▶ **AIM OF THE TASK**: Copy out every record precisely.

[Items from a data source]

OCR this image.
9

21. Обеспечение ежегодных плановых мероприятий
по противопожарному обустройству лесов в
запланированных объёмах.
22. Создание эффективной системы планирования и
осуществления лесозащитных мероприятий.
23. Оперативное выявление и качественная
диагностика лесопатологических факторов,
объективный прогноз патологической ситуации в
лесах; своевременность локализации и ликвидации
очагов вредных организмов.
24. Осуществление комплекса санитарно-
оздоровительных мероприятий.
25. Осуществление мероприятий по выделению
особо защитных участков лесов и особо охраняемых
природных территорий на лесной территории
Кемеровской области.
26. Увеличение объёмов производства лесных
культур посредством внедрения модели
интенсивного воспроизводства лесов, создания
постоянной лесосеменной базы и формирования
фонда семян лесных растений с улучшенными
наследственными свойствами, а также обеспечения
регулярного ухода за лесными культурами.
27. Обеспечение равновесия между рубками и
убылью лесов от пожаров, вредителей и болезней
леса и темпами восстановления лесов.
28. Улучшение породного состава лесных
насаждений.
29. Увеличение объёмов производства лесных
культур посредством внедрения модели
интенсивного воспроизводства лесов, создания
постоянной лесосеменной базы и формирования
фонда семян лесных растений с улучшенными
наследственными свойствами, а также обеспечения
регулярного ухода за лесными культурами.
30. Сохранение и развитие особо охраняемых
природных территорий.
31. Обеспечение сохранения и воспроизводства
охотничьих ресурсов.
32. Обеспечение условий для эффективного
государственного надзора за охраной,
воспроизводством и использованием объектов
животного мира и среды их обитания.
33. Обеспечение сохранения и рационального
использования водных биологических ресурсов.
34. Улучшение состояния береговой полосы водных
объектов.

▶ **SOLVED PROBLEM**:
OCR this image.
9

21. Обеспечение ежегодных плановых мероприятий
по противопожарному обустройству лесов в
запланированных объёмах.
22. Создание эффективной системы планирования и
осуществления лесозащитных мероприятий.
23. Оперативное выявление и качественная
диагностика лесопатологических факторов,
объективный прогноз патологической ситуации в
лесах; своевременность локализации и ликвидации
очагов вредных организмов.
24. Осуществление комплекса санитарно-
оздоровительных мероприятий.
25. Осуществление мероприятий по выделению
особо защитных участков лесов и особо охраняемых
природных территорий на лесной территории
Кемеровской области.
26. Увеличение объёмов производства лесных
культур посредством внедрения модели
интенсивного воспроизводства лесов, создания
постоянной лесосеменной базы и формирования
фонда семян лесных растений с улучшенными
наследственными свойствами, а также обеспечения
регулярного ухода за лесными культурами.
27. Обеспечение равновесия между рубками и
убылью лесов от пожаров, вредителей и болезней
леса и темпами восстановления лесов.
28. Улучшение породного состава лесных
насаждений.
29. Увеличение объёмов производства лесных
культур посредством внедрения модели
интенсивного воспроизводства лесов, создания
постоянной лесосеменной базы и формирования
фонда семян лесных растений с улучшенными
наследственными свойствами, а также обеспечения
регулярного ухода за лесными культурами.
30. Сохранение и развитие особо охраняемых
природных территорий.
31. Обеспечение сохранения и воспроизводства
охотничьих ресурсов.
32. Обеспечение условий для эффективного
государственного надзора за охраной,
воспроизводством и использованием объектов
животного мира и среды их обитания.
33. Обеспечение сохранения и рационального
использования водных биологических ресурсов.
34. Улучшение состояния береговой полосы водных
объектов.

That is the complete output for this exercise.